---------- Data extract ----------

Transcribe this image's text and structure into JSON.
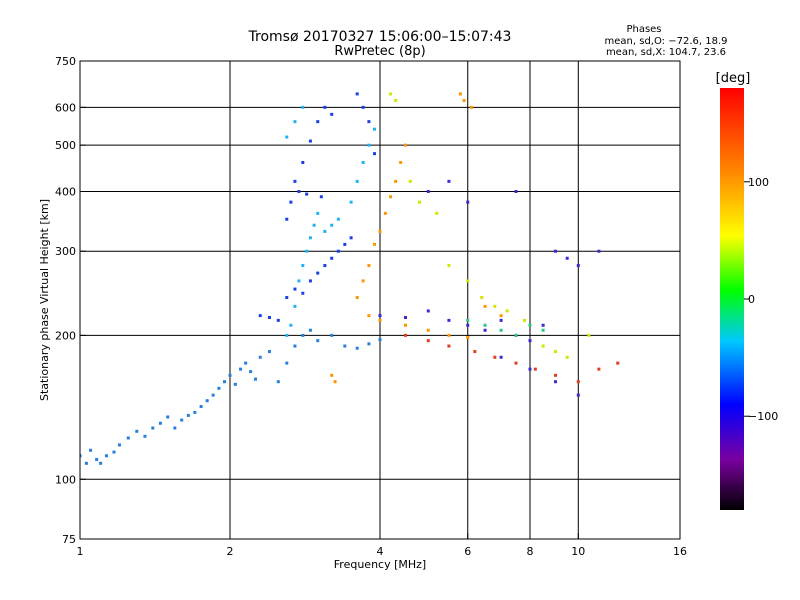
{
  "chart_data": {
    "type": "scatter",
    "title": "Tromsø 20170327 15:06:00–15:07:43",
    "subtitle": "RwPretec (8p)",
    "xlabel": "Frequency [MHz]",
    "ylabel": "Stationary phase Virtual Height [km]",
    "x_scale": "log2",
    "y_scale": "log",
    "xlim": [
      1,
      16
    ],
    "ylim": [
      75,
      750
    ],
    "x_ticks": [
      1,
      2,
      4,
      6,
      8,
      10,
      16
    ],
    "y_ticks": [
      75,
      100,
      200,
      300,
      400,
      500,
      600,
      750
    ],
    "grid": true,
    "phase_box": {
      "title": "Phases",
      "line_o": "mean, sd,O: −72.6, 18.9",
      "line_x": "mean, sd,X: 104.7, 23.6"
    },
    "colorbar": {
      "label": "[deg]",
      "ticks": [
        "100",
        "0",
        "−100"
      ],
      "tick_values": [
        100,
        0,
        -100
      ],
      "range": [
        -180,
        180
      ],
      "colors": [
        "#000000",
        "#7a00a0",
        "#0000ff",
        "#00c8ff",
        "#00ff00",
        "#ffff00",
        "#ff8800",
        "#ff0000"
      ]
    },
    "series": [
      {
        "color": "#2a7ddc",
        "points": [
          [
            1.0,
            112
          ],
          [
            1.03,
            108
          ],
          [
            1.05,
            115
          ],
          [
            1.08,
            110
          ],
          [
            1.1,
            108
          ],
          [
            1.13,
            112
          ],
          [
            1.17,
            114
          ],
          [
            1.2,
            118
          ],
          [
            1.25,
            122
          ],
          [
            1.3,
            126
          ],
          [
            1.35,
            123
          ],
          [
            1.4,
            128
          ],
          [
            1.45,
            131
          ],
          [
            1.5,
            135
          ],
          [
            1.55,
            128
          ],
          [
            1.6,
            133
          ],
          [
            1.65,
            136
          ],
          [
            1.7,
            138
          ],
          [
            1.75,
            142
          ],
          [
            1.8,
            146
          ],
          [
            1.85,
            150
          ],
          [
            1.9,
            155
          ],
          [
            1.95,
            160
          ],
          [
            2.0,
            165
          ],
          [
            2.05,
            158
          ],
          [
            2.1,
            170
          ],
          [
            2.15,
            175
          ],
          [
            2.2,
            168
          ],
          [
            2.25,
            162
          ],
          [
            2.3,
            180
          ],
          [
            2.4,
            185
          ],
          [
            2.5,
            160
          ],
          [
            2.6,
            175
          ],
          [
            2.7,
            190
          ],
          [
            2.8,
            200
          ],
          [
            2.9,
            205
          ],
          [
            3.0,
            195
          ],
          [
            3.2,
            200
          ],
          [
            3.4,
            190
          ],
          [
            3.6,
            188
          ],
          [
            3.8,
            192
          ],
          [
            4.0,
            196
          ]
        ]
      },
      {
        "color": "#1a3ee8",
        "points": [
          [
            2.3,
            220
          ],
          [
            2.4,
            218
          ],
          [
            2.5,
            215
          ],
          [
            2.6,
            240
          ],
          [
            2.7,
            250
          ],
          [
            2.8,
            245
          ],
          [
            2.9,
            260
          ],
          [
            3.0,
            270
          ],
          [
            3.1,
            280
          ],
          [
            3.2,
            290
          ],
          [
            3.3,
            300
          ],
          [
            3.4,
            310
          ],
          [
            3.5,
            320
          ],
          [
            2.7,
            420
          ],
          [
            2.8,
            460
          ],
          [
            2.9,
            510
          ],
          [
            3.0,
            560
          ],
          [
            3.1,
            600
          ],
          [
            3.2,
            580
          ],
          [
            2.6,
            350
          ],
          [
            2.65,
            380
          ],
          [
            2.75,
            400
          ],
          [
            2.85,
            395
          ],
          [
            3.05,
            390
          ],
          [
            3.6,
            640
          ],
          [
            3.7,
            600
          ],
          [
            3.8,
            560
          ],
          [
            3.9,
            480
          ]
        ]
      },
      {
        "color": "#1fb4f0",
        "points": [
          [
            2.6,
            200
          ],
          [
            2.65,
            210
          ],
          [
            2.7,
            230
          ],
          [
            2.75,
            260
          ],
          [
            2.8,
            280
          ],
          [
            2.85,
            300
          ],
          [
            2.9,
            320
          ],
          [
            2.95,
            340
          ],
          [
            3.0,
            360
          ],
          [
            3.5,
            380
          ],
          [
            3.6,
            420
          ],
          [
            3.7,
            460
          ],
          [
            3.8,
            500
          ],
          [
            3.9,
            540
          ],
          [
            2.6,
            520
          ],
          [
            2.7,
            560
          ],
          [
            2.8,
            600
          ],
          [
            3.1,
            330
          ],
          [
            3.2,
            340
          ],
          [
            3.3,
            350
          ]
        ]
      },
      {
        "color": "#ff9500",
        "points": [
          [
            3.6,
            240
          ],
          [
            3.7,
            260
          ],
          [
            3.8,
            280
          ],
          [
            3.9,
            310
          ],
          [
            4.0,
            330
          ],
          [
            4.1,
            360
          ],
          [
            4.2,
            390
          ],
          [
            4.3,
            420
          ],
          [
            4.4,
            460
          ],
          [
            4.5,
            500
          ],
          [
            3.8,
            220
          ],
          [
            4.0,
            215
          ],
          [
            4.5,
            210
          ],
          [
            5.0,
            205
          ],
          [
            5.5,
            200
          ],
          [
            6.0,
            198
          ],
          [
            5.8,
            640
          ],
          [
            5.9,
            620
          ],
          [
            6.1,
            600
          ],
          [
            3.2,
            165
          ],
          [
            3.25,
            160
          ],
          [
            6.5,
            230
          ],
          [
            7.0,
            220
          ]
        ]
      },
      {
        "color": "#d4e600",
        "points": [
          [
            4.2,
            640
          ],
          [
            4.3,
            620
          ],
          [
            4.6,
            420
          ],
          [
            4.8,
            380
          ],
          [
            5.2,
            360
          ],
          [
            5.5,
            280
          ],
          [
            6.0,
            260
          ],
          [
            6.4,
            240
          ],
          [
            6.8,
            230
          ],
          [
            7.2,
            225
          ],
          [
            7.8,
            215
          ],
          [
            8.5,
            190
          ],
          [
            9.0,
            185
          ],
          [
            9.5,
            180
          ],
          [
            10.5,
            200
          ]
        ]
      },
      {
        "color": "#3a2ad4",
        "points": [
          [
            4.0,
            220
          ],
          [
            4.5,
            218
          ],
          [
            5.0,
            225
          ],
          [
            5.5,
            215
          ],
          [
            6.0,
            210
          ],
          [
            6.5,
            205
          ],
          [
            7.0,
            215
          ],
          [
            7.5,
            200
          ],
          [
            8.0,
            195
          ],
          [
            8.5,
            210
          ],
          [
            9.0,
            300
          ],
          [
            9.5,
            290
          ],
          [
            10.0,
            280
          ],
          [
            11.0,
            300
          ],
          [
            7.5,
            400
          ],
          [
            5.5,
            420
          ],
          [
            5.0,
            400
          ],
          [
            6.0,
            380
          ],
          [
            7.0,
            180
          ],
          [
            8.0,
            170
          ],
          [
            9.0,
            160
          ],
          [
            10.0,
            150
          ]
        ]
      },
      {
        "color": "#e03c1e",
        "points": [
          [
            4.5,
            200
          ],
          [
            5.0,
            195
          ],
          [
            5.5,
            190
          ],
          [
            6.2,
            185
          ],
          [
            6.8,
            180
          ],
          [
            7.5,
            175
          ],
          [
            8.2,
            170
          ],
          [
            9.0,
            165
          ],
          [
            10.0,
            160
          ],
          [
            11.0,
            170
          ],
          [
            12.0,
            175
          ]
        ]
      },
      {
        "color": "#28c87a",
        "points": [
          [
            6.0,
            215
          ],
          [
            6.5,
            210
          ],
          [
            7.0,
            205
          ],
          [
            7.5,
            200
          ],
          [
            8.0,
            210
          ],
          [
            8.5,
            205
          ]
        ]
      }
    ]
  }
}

----------

Task objective:
Write out the full set of lines verbatim, without the pictures.

The response:
Transcribe this image's text and structure into JSON.
{
  "chart_data": {
    "type": "scatter",
    "title": "Tromsø 20170327 15:06:00–15:07:43",
    "subtitle": "RwPretec (8p)",
    "xlabel": "Frequency [MHz]",
    "ylabel": "Stationary phase Virtual Height [km]",
    "x_scale": "log2",
    "y_scale": "log",
    "xlim": [
      1,
      16
    ],
    "ylim": [
      75,
      750
    ],
    "x_ticks": [
      1,
      2,
      4,
      6,
      8,
      10,
      16
    ],
    "y_ticks": [
      75,
      100,
      200,
      300,
      400,
      500,
      600,
      750
    ],
    "grid": true,
    "phase_box": {
      "title": "Phases",
      "line_o": "mean, sd,O: −72.6, 18.9",
      "line_x": "mean, sd,X: 104.7, 23.6"
    },
    "colorbar": {
      "label": "[deg]",
      "ticks": [
        "100",
        "0",
        "−100"
      ],
      "tick_values": [
        100,
        0,
        -100
      ],
      "range": [
        -180,
        180
      ],
      "colors": [
        "#000000",
        "#7a00a0",
        "#0000ff",
        "#00c8ff",
        "#00ff00",
        "#ffff00",
        "#ff8800",
        "#ff0000"
      ]
    },
    "series": [
      {
        "color": "#2a7ddc",
        "points": [
          [
            1.0,
            112
          ],
          [
            1.03,
            108
          ],
          [
            1.05,
            115
          ],
          [
            1.08,
            110
          ],
          [
            1.1,
            108
          ],
          [
            1.13,
            112
          ],
          [
            1.17,
            114
          ],
          [
            1.2,
            118
          ],
          [
            1.25,
            122
          ],
          [
            1.3,
            126
          ],
          [
            1.35,
            123
          ],
          [
            1.4,
            128
          ],
          [
            1.45,
            131
          ],
          [
            1.5,
            135
          ],
          [
            1.55,
            128
          ],
          [
            1.6,
            133
          ],
          [
            1.65,
            136
          ],
          [
            1.7,
            138
          ],
          [
            1.75,
            142
          ],
          [
            1.8,
            146
          ],
          [
            1.85,
            150
          ],
          [
            1.9,
            155
          ],
          [
            1.95,
            160
          ],
          [
            2.0,
            165
          ],
          [
            2.05,
            158
          ],
          [
            2.1,
            170
          ],
          [
            2.15,
            175
          ],
          [
            2.2,
            168
          ],
          [
            2.25,
            162
          ],
          [
            2.3,
            180
          ],
          [
            2.4,
            185
          ],
          [
            2.5,
            160
          ],
          [
            2.6,
            175
          ],
          [
            2.7,
            190
          ],
          [
            2.8,
            200
          ],
          [
            2.9,
            205
          ],
          [
            3.0,
            195
          ],
          [
            3.2,
            200
          ],
          [
            3.4,
            190
          ],
          [
            3.6,
            188
          ],
          [
            3.8,
            192
          ],
          [
            4.0,
            196
          ]
        ]
      },
      {
        "color": "#1a3ee8",
        "points": [
          [
            2.3,
            220
          ],
          [
            2.4,
            218
          ],
          [
            2.5,
            215
          ],
          [
            2.6,
            240
          ],
          [
            2.7,
            250
          ],
          [
            2.8,
            245
          ],
          [
            2.9,
            260
          ],
          [
            3.0,
            270
          ],
          [
            3.1,
            280
          ],
          [
            3.2,
            290
          ],
          [
            3.3,
            300
          ],
          [
            3.4,
            310
          ],
          [
            3.5,
            320
          ],
          [
            2.7,
            420
          ],
          [
            2.8,
            460
          ],
          [
            2.9,
            510
          ],
          [
            3.0,
            560
          ],
          [
            3.1,
            600
          ],
          [
            3.2,
            580
          ],
          [
            2.6,
            350
          ],
          [
            2.65,
            380
          ],
          [
            2.75,
            400
          ],
          [
            2.85,
            395
          ],
          [
            3.05,
            390
          ],
          [
            3.6,
            640
          ],
          [
            3.7,
            600
          ],
          [
            3.8,
            560
          ],
          [
            3.9,
            480
          ]
        ]
      },
      {
        "color": "#1fb4f0",
        "points": [
          [
            2.6,
            200
          ],
          [
            2.65,
            210
          ],
          [
            2.7,
            230
          ],
          [
            2.75,
            260
          ],
          [
            2.8,
            280
          ],
          [
            2.85,
            300
          ],
          [
            2.9,
            320
          ],
          [
            2.95,
            340
          ],
          [
            3.0,
            360
          ],
          [
            3.5,
            380
          ],
          [
            3.6,
            420
          ],
          [
            3.7,
            460
          ],
          [
            3.8,
            500
          ],
          [
            3.9,
            540
          ],
          [
            2.6,
            520
          ],
          [
            2.7,
            560
          ],
          [
            2.8,
            600
          ],
          [
            3.1,
            330
          ],
          [
            3.2,
            340
          ],
          [
            3.3,
            350
          ]
        ]
      },
      {
        "color": "#ff9500",
        "points": [
          [
            3.6,
            240
          ],
          [
            3.7,
            260
          ],
          [
            3.8,
            280
          ],
          [
            3.9,
            310
          ],
          [
            4.0,
            330
          ],
          [
            4.1,
            360
          ],
          [
            4.2,
            390
          ],
          [
            4.3,
            420
          ],
          [
            4.4,
            460
          ],
          [
            4.5,
            500
          ],
          [
            3.8,
            220
          ],
          [
            4.0,
            215
          ],
          [
            4.5,
            210
          ],
          [
            5.0,
            205
          ],
          [
            5.5,
            200
          ],
          [
            6.0,
            198
          ],
          [
            5.8,
            640
          ],
          [
            5.9,
            620
          ],
          [
            6.1,
            600
          ],
          [
            3.2,
            165
          ],
          [
            3.25,
            160
          ],
          [
            6.5,
            230
          ],
          [
            7.0,
            220
          ]
        ]
      },
      {
        "color": "#d4e600",
        "points": [
          [
            4.2,
            640
          ],
          [
            4.3,
            620
          ],
          [
            4.6,
            420
          ],
          [
            4.8,
            380
          ],
          [
            5.2,
            360
          ],
          [
            5.5,
            280
          ],
          [
            6.0,
            260
          ],
          [
            6.4,
            240
          ],
          [
            6.8,
            230
          ],
          [
            7.2,
            225
          ],
          [
            7.8,
            215
          ],
          [
            8.5,
            190
          ],
          [
            9.0,
            185
          ],
          [
            9.5,
            180
          ],
          [
            10.5,
            200
          ]
        ]
      },
      {
        "color": "#3a2ad4",
        "points": [
          [
            4.0,
            220
          ],
          [
            4.5,
            218
          ],
          [
            5.0,
            225
          ],
          [
            5.5,
            215
          ],
          [
            6.0,
            210
          ],
          [
            6.5,
            205
          ],
          [
            7.0,
            215
          ],
          [
            7.5,
            200
          ],
          [
            8.0,
            195
          ],
          [
            8.5,
            210
          ],
          [
            9.0,
            300
          ],
          [
            9.5,
            290
          ],
          [
            10.0,
            280
          ],
          [
            11.0,
            300
          ],
          [
            7.5,
            400
          ],
          [
            5.5,
            420
          ],
          [
            5.0,
            400
          ],
          [
            6.0,
            380
          ],
          [
            7.0,
            180
          ],
          [
            8.0,
            170
          ],
          [
            9.0,
            160
          ],
          [
            10.0,
            150
          ]
        ]
      },
      {
        "color": "#e03c1e",
        "points": [
          [
            4.5,
            200
          ],
          [
            5.0,
            195
          ],
          [
            5.5,
            190
          ],
          [
            6.2,
            185
          ],
          [
            6.8,
            180
          ],
          [
            7.5,
            175
          ],
          [
            8.2,
            170
          ],
          [
            9.0,
            165
          ],
          [
            10.0,
            160
          ],
          [
            11.0,
            170
          ],
          [
            12.0,
            175
          ]
        ]
      },
      {
        "color": "#28c87a",
        "points": [
          [
            6.0,
            215
          ],
          [
            6.5,
            210
          ],
          [
            7.0,
            205
          ],
          [
            7.5,
            200
          ],
          [
            8.0,
            210
          ],
          [
            8.5,
            205
          ]
        ]
      }
    ]
  }
}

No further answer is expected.